• _GOAL_: Every line of the material that follows must be printed again exactly.

--- DATA EXCERPTS ---

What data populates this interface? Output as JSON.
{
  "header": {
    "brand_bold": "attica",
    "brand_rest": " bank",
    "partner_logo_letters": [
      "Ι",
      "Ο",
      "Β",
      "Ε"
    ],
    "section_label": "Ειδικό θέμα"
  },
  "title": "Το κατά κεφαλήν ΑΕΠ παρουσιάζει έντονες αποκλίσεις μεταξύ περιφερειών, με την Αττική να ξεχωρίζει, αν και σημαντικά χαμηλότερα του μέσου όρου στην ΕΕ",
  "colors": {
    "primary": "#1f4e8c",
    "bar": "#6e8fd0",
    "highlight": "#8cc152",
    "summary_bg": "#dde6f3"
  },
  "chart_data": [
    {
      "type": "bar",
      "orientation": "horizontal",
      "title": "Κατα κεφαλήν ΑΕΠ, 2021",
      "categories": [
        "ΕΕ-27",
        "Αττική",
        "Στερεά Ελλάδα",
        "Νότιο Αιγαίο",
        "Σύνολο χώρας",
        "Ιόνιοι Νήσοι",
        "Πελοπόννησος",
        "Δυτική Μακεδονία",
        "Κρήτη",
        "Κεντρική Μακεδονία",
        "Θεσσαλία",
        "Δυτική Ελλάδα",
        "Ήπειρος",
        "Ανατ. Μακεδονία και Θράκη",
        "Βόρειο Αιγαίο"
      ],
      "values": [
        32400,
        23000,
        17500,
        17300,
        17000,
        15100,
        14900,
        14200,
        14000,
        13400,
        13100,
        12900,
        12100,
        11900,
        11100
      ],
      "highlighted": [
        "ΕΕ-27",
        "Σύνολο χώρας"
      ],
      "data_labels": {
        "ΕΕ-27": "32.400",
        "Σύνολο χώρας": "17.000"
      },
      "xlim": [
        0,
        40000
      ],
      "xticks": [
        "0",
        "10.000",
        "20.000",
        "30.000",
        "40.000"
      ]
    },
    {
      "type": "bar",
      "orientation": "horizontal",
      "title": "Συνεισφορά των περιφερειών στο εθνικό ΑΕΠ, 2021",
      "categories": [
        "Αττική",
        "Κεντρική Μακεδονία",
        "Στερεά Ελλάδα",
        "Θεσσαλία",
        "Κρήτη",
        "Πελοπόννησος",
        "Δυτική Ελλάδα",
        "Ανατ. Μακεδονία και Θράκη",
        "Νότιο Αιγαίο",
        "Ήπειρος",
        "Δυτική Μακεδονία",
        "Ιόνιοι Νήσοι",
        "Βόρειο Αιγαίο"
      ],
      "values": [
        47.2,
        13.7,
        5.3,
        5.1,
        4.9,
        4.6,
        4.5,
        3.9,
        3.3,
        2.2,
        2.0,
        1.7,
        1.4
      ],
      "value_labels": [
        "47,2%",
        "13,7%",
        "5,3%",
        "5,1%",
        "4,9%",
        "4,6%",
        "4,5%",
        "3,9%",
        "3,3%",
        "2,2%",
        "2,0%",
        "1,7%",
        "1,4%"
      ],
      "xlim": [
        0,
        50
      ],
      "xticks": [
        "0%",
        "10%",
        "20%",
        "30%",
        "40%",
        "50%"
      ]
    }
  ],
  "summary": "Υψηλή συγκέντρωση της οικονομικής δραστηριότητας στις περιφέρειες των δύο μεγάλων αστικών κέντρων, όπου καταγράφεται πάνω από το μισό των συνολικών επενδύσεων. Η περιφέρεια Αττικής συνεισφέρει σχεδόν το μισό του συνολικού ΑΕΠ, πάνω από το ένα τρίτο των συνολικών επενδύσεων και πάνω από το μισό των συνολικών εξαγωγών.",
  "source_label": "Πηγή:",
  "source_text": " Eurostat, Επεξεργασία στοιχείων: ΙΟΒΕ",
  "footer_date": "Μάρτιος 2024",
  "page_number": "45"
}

---

• _ANSWER TO THE EXERCISE_:
What data populates this interface? Output as JSON.
{
  "header": {
    "brand_bold": "attica",
    "brand_rest": " bank",
    "partner_logo_letters": [
      "Ι",
      "Ο",
      "Β",
      "Ε"
    ],
    "section_label": "Ειδικό θέμα"
  },
  "title": "Το κατά κεφαλήν ΑΕΠ παρουσιάζει έντονες αποκλίσεις μεταξύ περιφερειών, με την Αττική να ξεχωρίζει, αν και σημαντικά χαμηλότερα του μέσου όρου στην ΕΕ",
  "colors": {
    "primary": "#1f4e8c",
    "bar": "#6e8fd0",
    "highlight": "#8cc152",
    "summary_bg": "#dde6f3"
  },
  "chart_data": [
    {
      "type": "bar",
      "orientation": "horizontal",
      "title": "Κατα κεφαλήν ΑΕΠ, 2021",
      "categories": [
        "ΕΕ-27",
        "Αττική",
        "Στερεά Ελλάδα",
        "Νότιο Αιγαίο",
        "Σύνολο χώρας",
        "Ιόνιοι Νήσοι",
        "Πελοπόννησος",
        "Δυτική Μακεδονία",
        "Κρήτη",
        "Κεντρική Μακεδονία",
        "Θεσσαλία",
        "Δυτική Ελλάδα",
        "Ήπειρος",
        "Ανατ. Μακεδονία και Θράκη",
        "Βόρειο Αιγαίο"
      ],
      "values": [
        32400,
        23000,
        17500,
        17300,
        17000,
        15100,
        14900,
        14200,
        14000,
        13400,
        13100,
        12900,
        12100,
        11900,
        11100
      ],
      "highlighted": [
        "ΕΕ-27",
        "Σύνολο χώρας"
      ],
      "data_labels": {
        "ΕΕ-27": "32.400",
        "Σύνολο χώρας": "17.000"
      },
      "xlim": [
        0,
        40000
      ],
      "xticks": [
        "0",
        "10.000",
        "20.000",
        "30.000",
        "40.000"
      ]
    },
    {
      "type": "bar",
      "orientation": "horizontal",
      "title": "Συνεισφορά των περιφερειών στο εθνικό ΑΕΠ, 2021",
      "categories": [
        "Αττική",
        "Κεντρική Μακεδονία",
        "Στερεά Ελλάδα",
        "Θεσσαλία",
        "Κρήτη",
        "Πελοπόννησος",
        "Δυτική Ελλάδα",
        "Ανατ. Μακεδονία και Θράκη",
        "Νότιο Αιγαίο",
        "Ήπειρος",
        "Δυτική Μακεδονία",
        "Ιόνιοι Νήσοι",
        "Βόρειο Αιγαίο"
      ],
      "values": [
        47.2,
        13.7,
        5.3,
        5.1,
        4.9,
        4.6,
        4.5,
        3.9,
        3.3,
        2.2,
        2.0,
        1.7,
        1.4
      ],
      "value_labels": [
        "47,2%",
        "13,7%",
        "5,3%",
        "5,1%",
        "4,9%",
        "4,6%",
        "4,5%",
        "3,9%",
        "3,3%",
        "2,2%",
        "2,0%",
        "1,7%",
        "1,4%"
      ],
      "xlim": [
        0,
        50
      ],
      "xticks": [
        "0%",
        "10%",
        "20%",
        "30%",
        "40%",
        "50%"
      ]
    }
  ],
  "summary": "Υψηλή συγκέντρωση της οικονομικής δραστηριότητας στις περιφέρειες των δύο μεγάλων αστικών κέντρων, όπου καταγράφεται πάνω από το μισό των συνολικών επενδύσεων. Η περιφέρεια Αττικής συνεισφέρει σχεδόν το μισό του συνολικού ΑΕΠ, πάνω από το ένα τρίτο των συνολικών επενδύσεων και πάνω από το μισό των συνολικών εξαγωγών.",
  "source_label": "Πηγή:",
  "source_text": " Eurostat, Επεξεργασία στοιχείων: ΙΟΒΕ",
  "footer_date": "Μάρτιος 2024",
  "page_number": "45"
}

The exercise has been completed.